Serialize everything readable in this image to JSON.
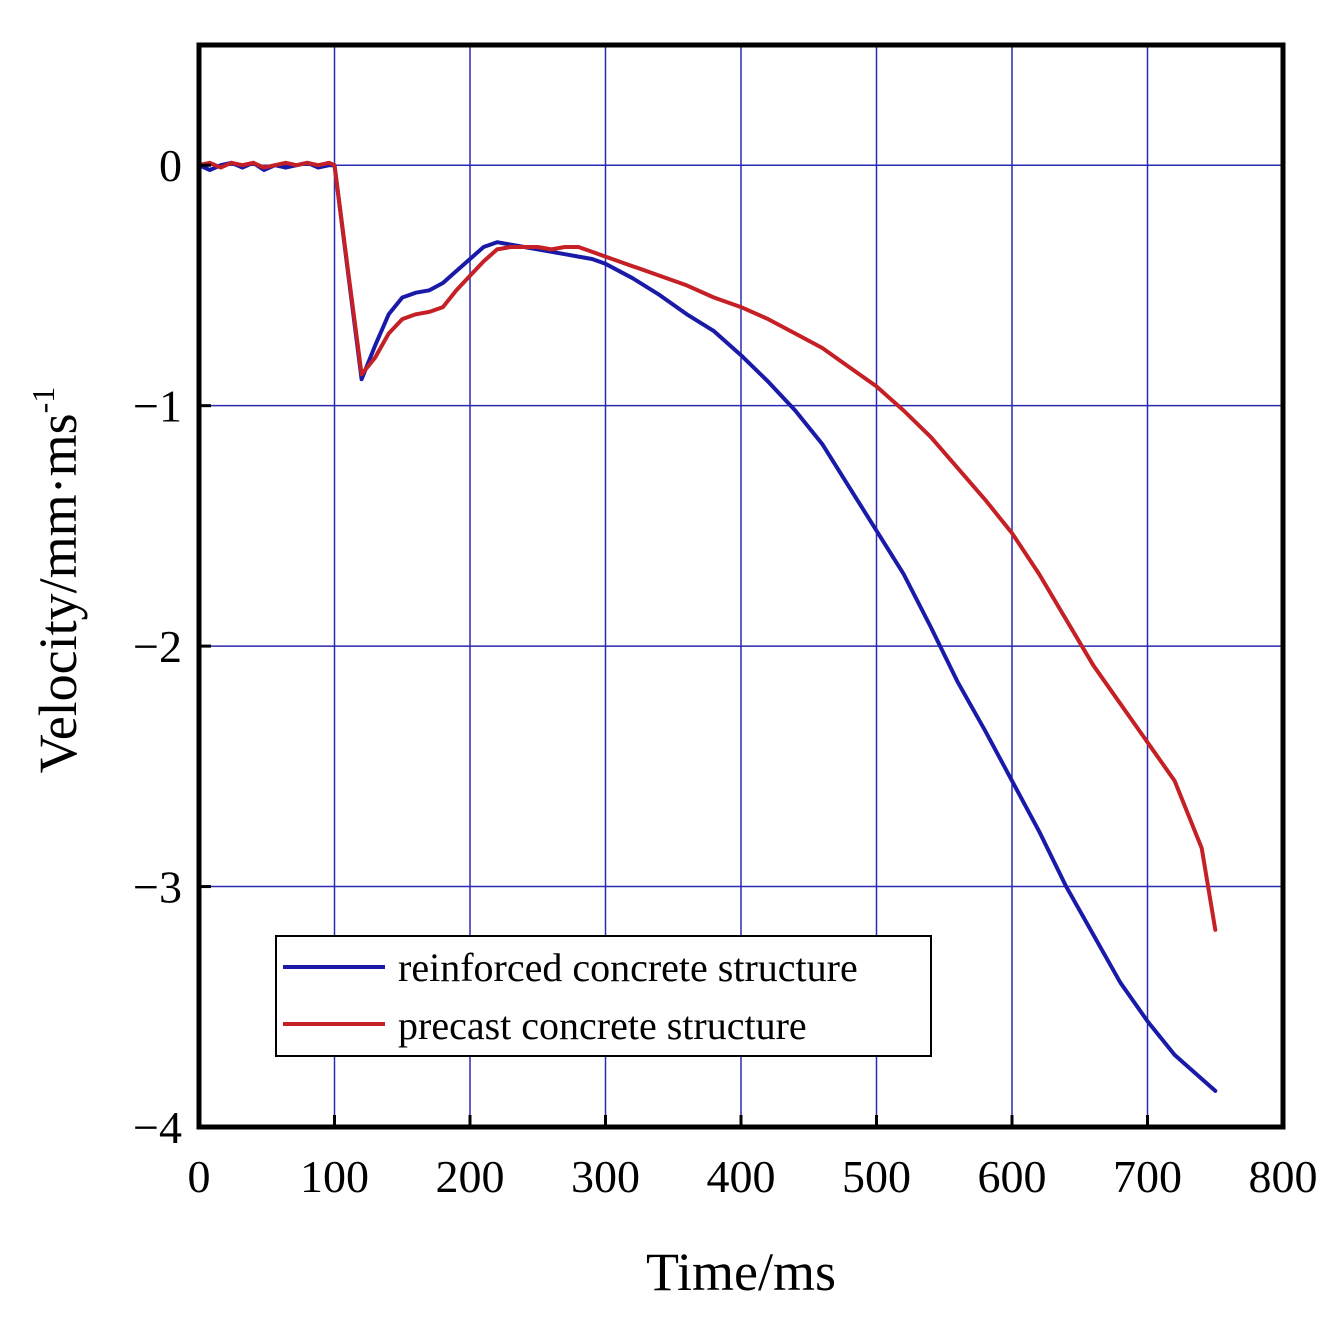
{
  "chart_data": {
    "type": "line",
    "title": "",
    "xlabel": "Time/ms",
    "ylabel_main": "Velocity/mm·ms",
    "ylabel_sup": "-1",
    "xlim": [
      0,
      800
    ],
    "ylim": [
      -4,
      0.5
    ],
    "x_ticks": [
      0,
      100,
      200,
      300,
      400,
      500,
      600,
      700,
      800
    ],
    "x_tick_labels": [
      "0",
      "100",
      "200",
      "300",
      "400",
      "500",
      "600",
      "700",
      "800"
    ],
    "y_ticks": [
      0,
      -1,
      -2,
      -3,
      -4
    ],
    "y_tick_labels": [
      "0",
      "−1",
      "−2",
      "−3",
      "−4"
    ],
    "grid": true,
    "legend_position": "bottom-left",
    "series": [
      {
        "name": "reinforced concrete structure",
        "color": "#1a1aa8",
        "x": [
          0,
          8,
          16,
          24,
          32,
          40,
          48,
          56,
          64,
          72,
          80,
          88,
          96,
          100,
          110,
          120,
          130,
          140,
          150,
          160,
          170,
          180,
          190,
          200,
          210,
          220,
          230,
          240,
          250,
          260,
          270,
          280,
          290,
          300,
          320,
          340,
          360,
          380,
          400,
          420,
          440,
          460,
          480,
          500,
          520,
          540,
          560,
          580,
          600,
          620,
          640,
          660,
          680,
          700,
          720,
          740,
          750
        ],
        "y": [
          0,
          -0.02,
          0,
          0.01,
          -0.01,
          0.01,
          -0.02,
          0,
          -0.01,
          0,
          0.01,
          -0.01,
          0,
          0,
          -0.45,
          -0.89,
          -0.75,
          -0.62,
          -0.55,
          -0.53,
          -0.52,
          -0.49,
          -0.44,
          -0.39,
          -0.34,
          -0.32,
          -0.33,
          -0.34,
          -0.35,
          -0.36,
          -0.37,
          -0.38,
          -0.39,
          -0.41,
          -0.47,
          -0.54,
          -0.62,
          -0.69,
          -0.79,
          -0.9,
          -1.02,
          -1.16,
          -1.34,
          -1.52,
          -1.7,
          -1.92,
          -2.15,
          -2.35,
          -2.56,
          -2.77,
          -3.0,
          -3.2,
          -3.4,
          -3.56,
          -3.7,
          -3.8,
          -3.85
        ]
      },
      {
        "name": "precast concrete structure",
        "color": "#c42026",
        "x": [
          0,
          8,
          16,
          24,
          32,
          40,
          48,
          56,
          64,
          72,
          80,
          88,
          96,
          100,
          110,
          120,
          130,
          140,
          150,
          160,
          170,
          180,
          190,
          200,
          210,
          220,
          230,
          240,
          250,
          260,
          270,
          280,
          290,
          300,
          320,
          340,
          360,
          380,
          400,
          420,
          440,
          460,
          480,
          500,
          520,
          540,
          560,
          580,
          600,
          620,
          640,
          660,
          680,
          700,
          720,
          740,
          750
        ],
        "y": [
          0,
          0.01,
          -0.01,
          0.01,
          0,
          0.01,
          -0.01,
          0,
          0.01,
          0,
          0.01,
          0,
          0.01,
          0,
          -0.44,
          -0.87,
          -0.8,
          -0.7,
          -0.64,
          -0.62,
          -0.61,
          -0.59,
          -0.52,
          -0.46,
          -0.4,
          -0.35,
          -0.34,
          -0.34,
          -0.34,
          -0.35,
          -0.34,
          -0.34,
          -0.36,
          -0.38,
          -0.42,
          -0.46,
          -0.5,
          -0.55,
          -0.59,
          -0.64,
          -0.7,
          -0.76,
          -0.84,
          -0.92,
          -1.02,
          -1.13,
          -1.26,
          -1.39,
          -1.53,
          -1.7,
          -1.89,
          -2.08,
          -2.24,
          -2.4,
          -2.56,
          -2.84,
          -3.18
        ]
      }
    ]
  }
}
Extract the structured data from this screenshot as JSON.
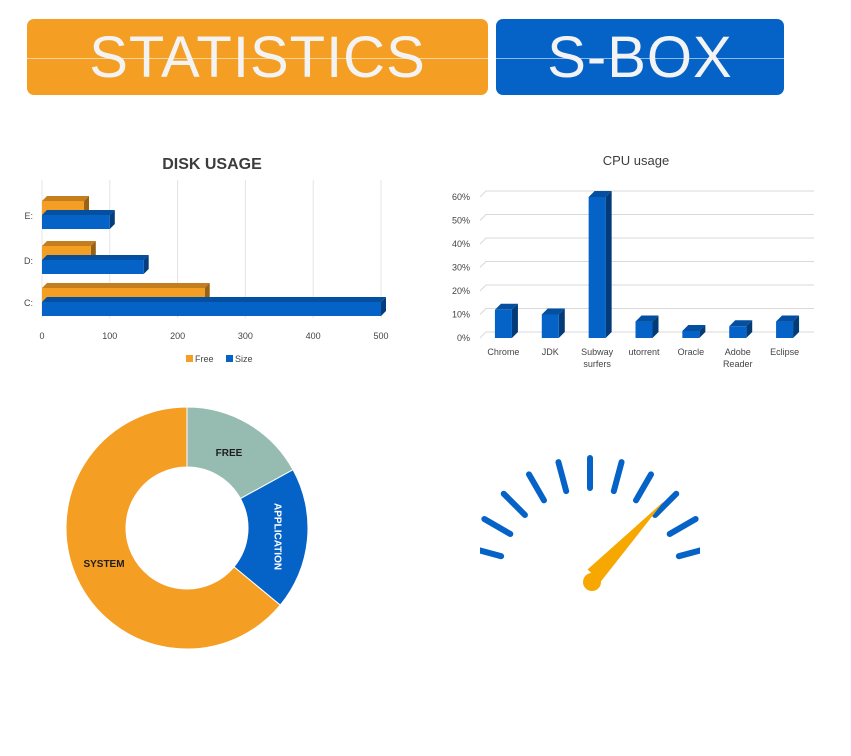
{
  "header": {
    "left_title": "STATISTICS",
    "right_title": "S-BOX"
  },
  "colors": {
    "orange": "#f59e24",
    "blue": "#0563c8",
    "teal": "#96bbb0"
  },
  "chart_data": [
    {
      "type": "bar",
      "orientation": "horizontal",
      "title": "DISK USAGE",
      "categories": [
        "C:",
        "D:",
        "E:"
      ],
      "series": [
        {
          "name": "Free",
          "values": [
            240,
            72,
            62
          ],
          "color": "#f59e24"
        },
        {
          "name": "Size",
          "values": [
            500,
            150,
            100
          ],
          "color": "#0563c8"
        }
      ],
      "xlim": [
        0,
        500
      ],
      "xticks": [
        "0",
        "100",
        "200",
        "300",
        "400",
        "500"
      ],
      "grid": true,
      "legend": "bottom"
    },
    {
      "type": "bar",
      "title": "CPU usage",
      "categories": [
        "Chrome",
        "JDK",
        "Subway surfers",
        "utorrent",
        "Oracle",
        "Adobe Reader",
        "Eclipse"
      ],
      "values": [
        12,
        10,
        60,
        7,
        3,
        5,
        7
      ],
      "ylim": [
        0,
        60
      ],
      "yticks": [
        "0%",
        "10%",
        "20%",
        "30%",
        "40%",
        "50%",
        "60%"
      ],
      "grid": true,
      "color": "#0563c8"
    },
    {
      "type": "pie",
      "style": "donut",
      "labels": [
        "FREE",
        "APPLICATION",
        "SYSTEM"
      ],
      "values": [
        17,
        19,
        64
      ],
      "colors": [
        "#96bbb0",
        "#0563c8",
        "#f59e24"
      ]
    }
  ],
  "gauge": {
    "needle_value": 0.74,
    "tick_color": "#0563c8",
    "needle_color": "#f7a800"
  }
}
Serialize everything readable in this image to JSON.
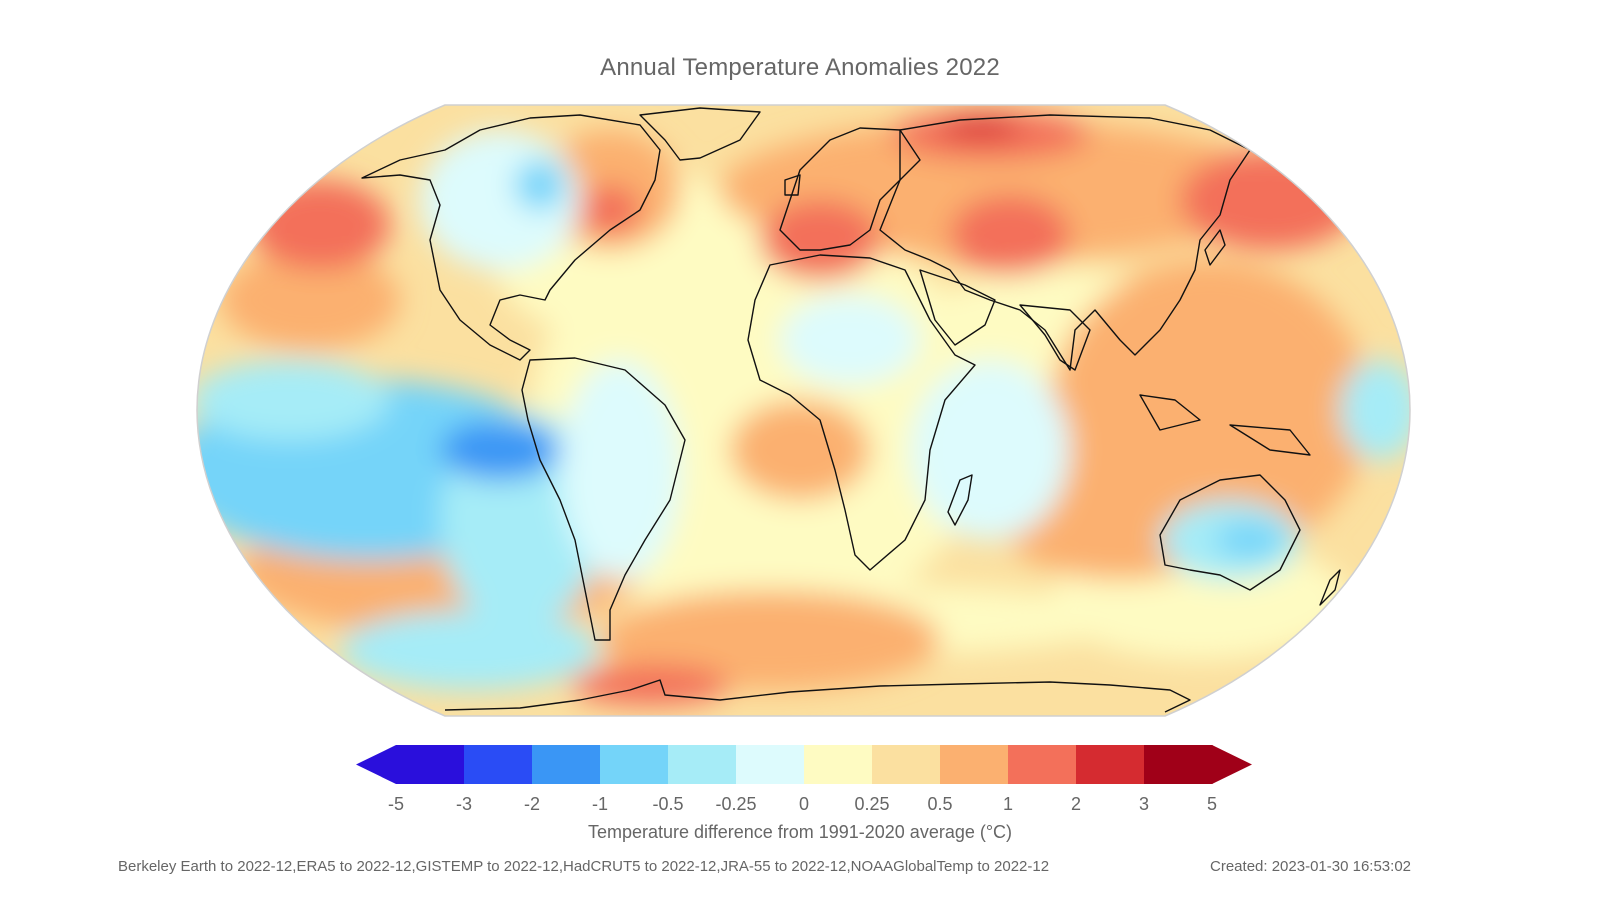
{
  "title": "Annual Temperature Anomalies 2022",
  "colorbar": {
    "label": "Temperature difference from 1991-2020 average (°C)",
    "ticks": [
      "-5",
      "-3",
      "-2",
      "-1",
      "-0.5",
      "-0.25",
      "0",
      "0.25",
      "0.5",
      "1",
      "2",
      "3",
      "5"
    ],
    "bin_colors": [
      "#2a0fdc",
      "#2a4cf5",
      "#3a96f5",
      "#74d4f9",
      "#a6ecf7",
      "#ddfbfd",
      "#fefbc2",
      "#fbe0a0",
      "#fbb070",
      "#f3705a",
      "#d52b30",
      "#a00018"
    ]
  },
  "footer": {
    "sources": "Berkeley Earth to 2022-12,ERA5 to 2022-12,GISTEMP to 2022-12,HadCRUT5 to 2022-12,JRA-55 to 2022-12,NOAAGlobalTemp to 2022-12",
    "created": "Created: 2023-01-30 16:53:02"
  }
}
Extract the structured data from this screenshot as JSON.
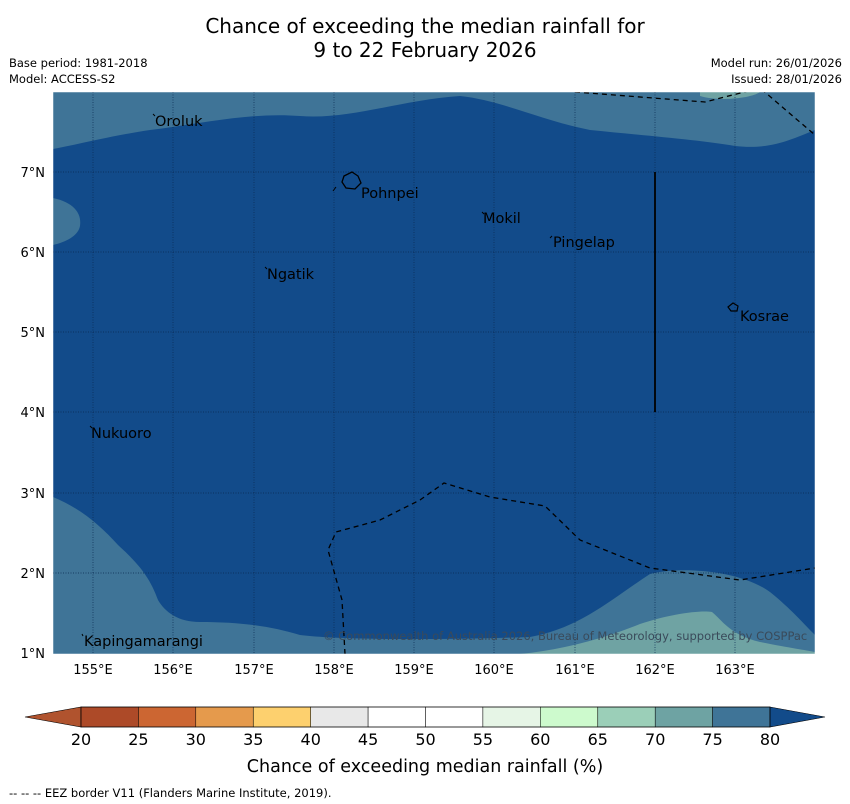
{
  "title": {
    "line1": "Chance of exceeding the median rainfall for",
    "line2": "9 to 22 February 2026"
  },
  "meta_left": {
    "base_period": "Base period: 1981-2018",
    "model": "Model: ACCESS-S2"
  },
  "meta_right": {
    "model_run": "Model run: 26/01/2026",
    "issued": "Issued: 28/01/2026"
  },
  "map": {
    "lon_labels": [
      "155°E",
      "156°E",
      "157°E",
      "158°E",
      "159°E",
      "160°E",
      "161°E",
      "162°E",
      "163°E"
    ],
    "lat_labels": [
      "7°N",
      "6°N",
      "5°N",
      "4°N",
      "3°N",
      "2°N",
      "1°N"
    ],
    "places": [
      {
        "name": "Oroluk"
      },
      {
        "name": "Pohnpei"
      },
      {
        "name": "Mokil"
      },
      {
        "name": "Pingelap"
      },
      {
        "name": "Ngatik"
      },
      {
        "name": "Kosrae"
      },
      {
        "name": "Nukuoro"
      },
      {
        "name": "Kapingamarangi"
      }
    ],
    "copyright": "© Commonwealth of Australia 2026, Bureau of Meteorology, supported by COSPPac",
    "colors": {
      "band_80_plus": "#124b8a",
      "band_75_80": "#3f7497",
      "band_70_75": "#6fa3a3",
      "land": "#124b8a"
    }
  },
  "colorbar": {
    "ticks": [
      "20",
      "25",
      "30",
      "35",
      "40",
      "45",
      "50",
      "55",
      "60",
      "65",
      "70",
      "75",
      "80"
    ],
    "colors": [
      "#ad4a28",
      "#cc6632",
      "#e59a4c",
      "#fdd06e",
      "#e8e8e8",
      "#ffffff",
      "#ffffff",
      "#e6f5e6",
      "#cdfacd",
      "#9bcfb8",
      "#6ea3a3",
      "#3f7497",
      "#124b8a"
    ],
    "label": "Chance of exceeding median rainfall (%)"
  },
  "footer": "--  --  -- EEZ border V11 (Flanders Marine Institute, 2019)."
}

## [EXERCISE AIM]
Which lines contain "bottom"? Show each of them.

## [WRITTEN RESPONSE]
    "legend_position": "bottom-left",
      "legend": "bottom"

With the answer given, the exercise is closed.